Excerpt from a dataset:
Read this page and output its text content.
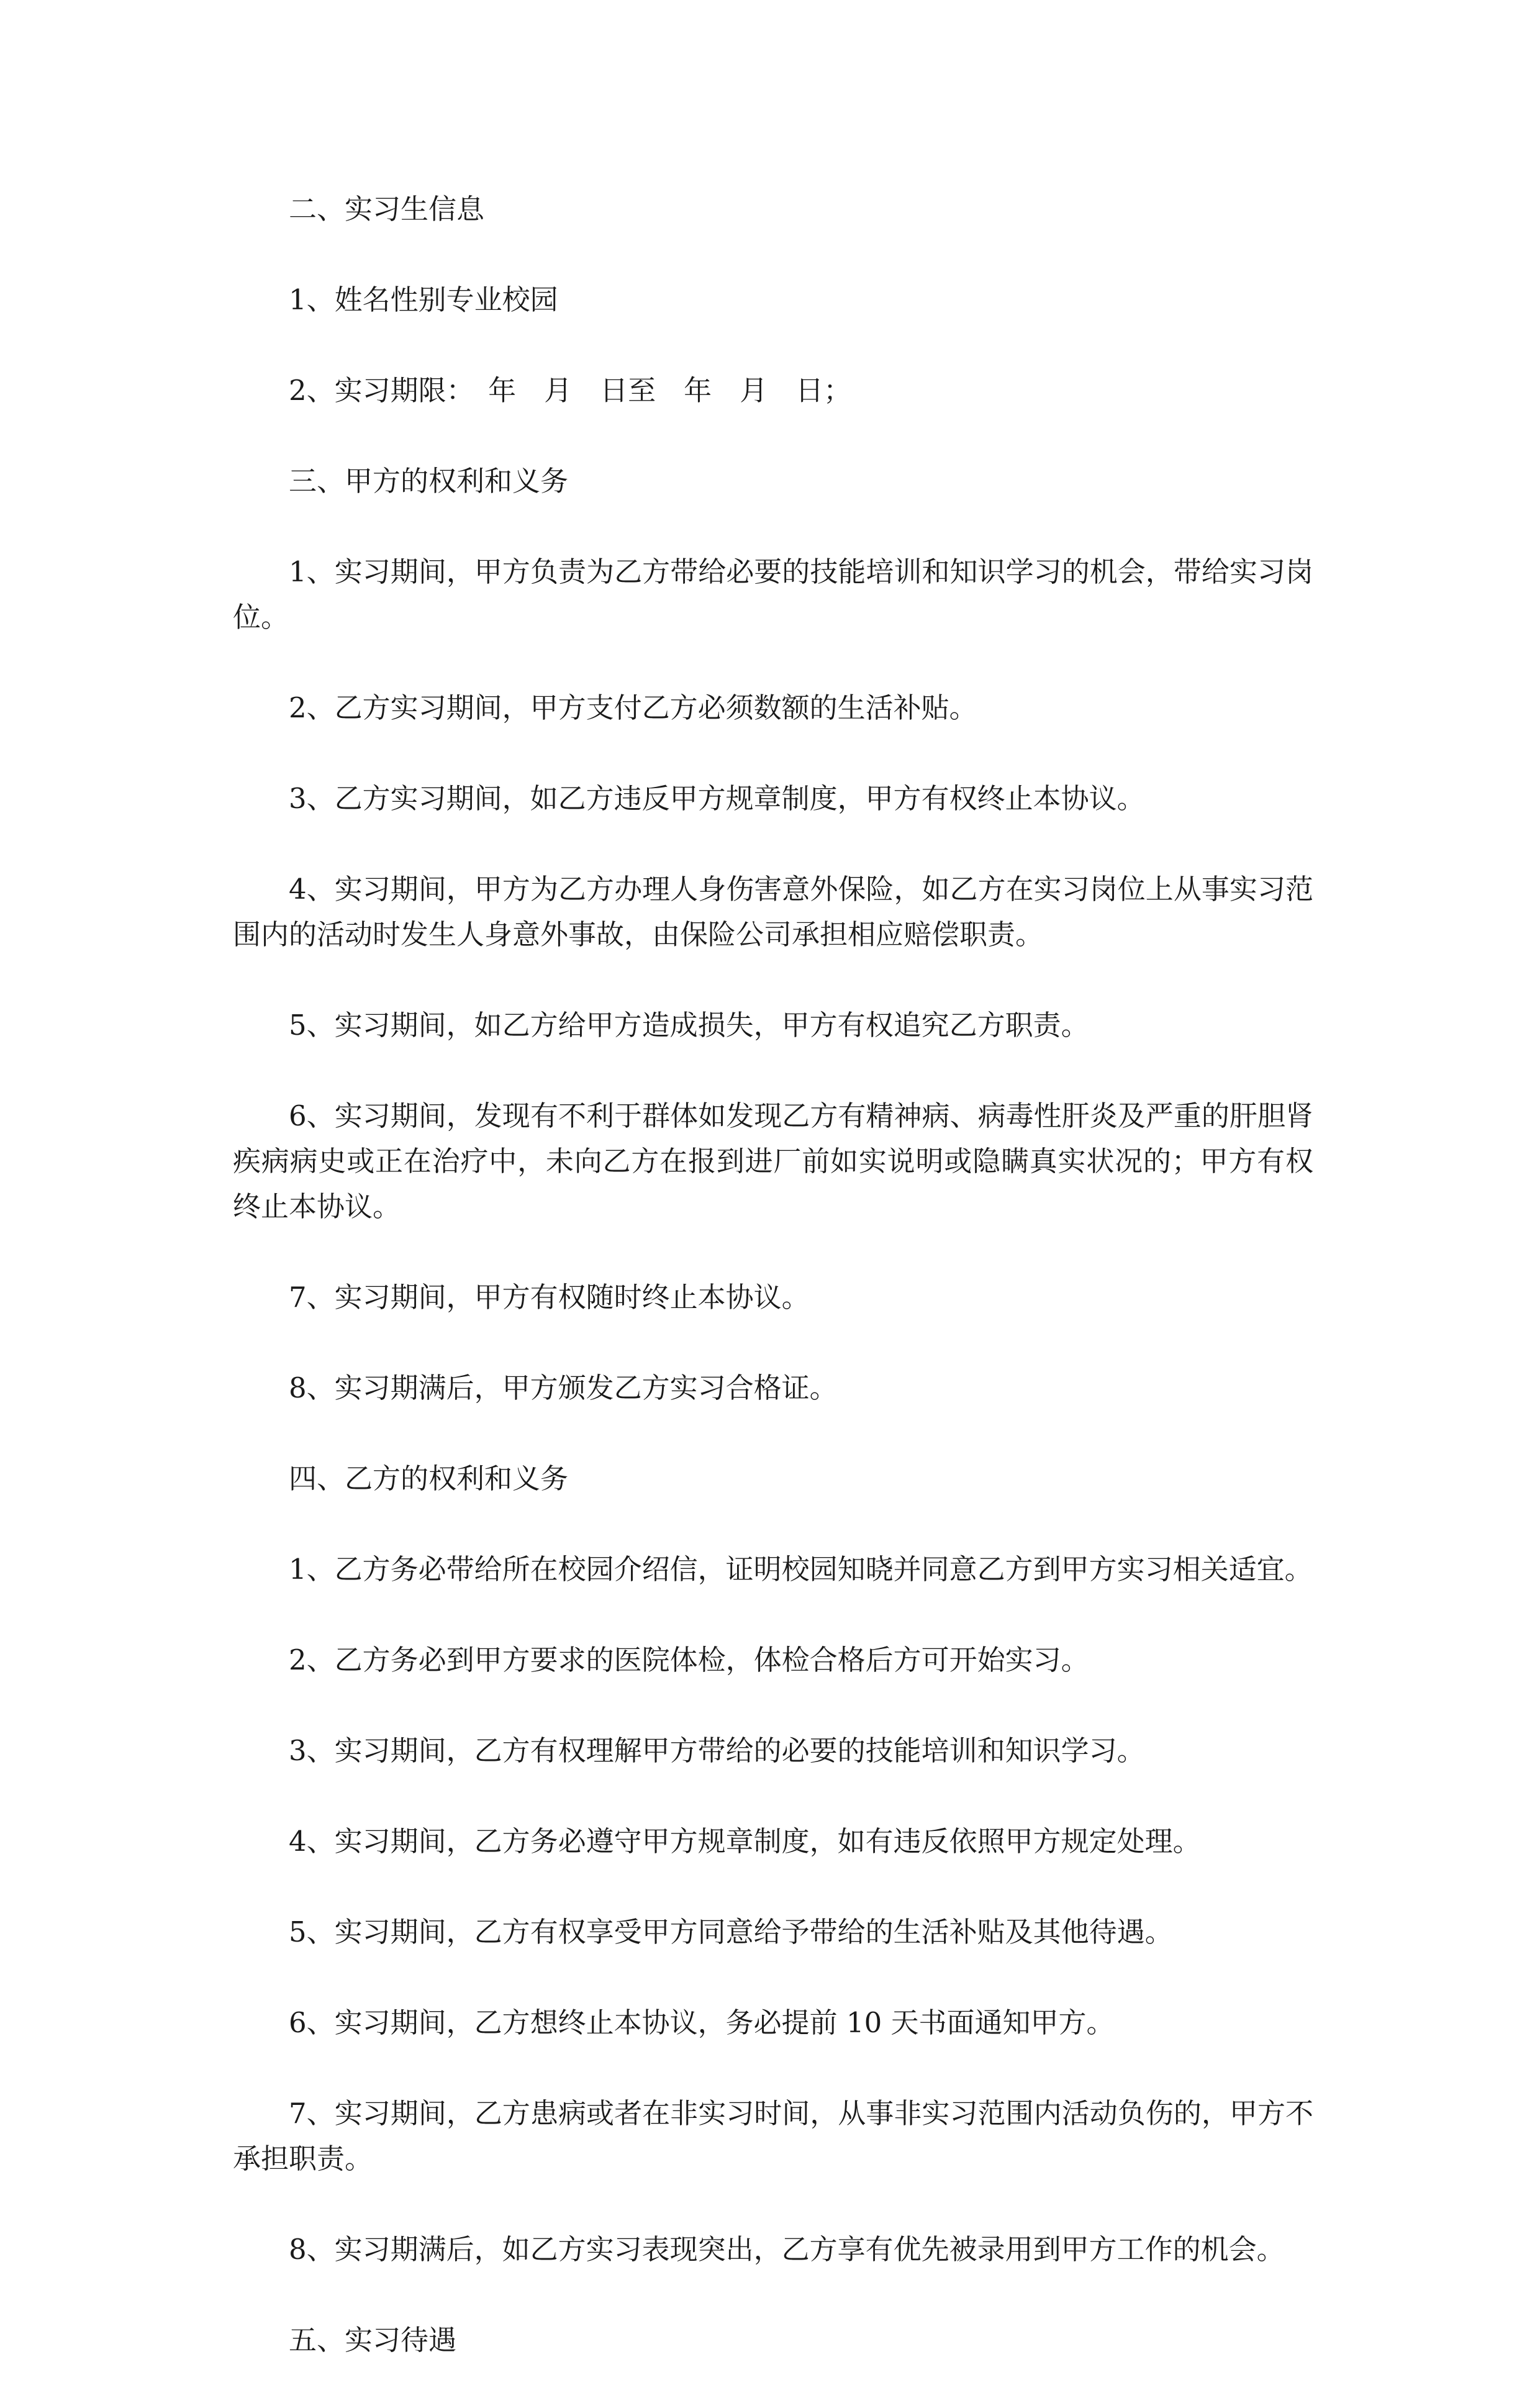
二、实习生信息

1、姓名性别专业校园

2、实习期限：　年　月　日至　年　月　日；

三、甲方的权利和义务

1、实习期间，甲方负责为乙方带给必要的技能培训和知识学习的机会，带给实习岗位。

2、乙方实习期间，甲方支付乙方必须数额的生活补贴。

3、乙方实习期间，如乙方违反甲方规章制度，甲方有权终止本协议。

4、实习期间，甲方为乙方办理人身伤害意外保险，如乙方在实习岗位上从事实习范围内的活动时发生人身意外事故，由保险公司承担相应赔偿职责。

5、实习期间，如乙方给甲方造成损失，甲方有权追究乙方职责。

6、实习期间，发现有不利于群体如发现乙方有精神病、病毒性肝炎及严重的肝胆肾疾病病史或正在治疗中，未向乙方在报到进厂前如实说明或隐瞒真实状况的；甲方有权终止本协议。

7、实习期间，甲方有权随时终止本协议。

8、实习期满后，甲方颁发乙方实习合格证。

四、乙方的权利和义务

1、乙方务必带给所在校园介绍信，证明校园知晓并同意乙方到甲方实习相关适宜。

2、乙方务必到甲方要求的医院体检，体检合格后方可开始实习。

3、实习期间，乙方有权理解甲方带给的必要的技能培训和知识学习。

4、实习期间，乙方务必遵守甲方规章制度，如有违反依照甲方规定处理。

5、实习期间，乙方有权享受甲方同意给予带给的生活补贴及其他待遇。

6、实习期间，乙方想终止本协议，务必提前 10 天书面通知甲方。

7、实习期间，乙方患病或者在非实习时间，从事非实习范围内活动负伤的，甲方不承担职责。

8、实习期满后，如乙方实习表现突出，乙方享有优先被录用到甲方工作的机会。

五、实习待遇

Problem details: Verbatim reproduction of every record is required; images are left out.

Solution below:
Read this page and output its text content.
二、实习生信息

1、姓名性别专业校园

2、实习期限：　年　月　日至　年　月　日；

三、甲方的权利和义务

1、实习期间，甲方负责为乙方带给必要的技能培训和知识学习的机会，带给实习岗位。

2、乙方实习期间，甲方支付乙方必须数额的生活补贴。

3、乙方实习期间，如乙方违反甲方规章制度，甲方有权终止本协议。

4、实习期间，甲方为乙方办理人身伤害意外保险，如乙方在实习岗位上从事实习范围内的活动时发生人身意外事故，由保险公司承担相应赔偿职责。

5、实习期间，如乙方给甲方造成损失，甲方有权追究乙方职责。

6、实习期间，发现有不利于群体如发现乙方有精神病、病毒性肝炎及严重的肝胆肾疾病病史或正在治疗中，未向乙方在报到进厂前如实说明或隐瞒真实状况的；甲方有权终止本协议。

7、实习期间，甲方有权随时终止本协议。

8、实习期满后，甲方颁发乙方实习合格证。

四、乙方的权利和义务

1、乙方务必带给所在校园介绍信，证明校园知晓并同意乙方到甲方实习相关适宜。

2、乙方务必到甲方要求的医院体检，体检合格后方可开始实习。

3、实习期间，乙方有权理解甲方带给的必要的技能培训和知识学习。

4、实习期间，乙方务必遵守甲方规章制度，如有违反依照甲方规定处理。

5、实习期间，乙方有权享受甲方同意给予带给的生活补贴及其他待遇。

6、实习期间，乙方想终止本协议，务必提前 10 天书面通知甲方。

7、实习期间，乙方患病或者在非实习时间，从事非实习范围内活动负伤的，甲方不承担职责。

8、实习期满后，如乙方实习表现突出，乙方享有优先被录用到甲方工作的机会。

五、实习待遇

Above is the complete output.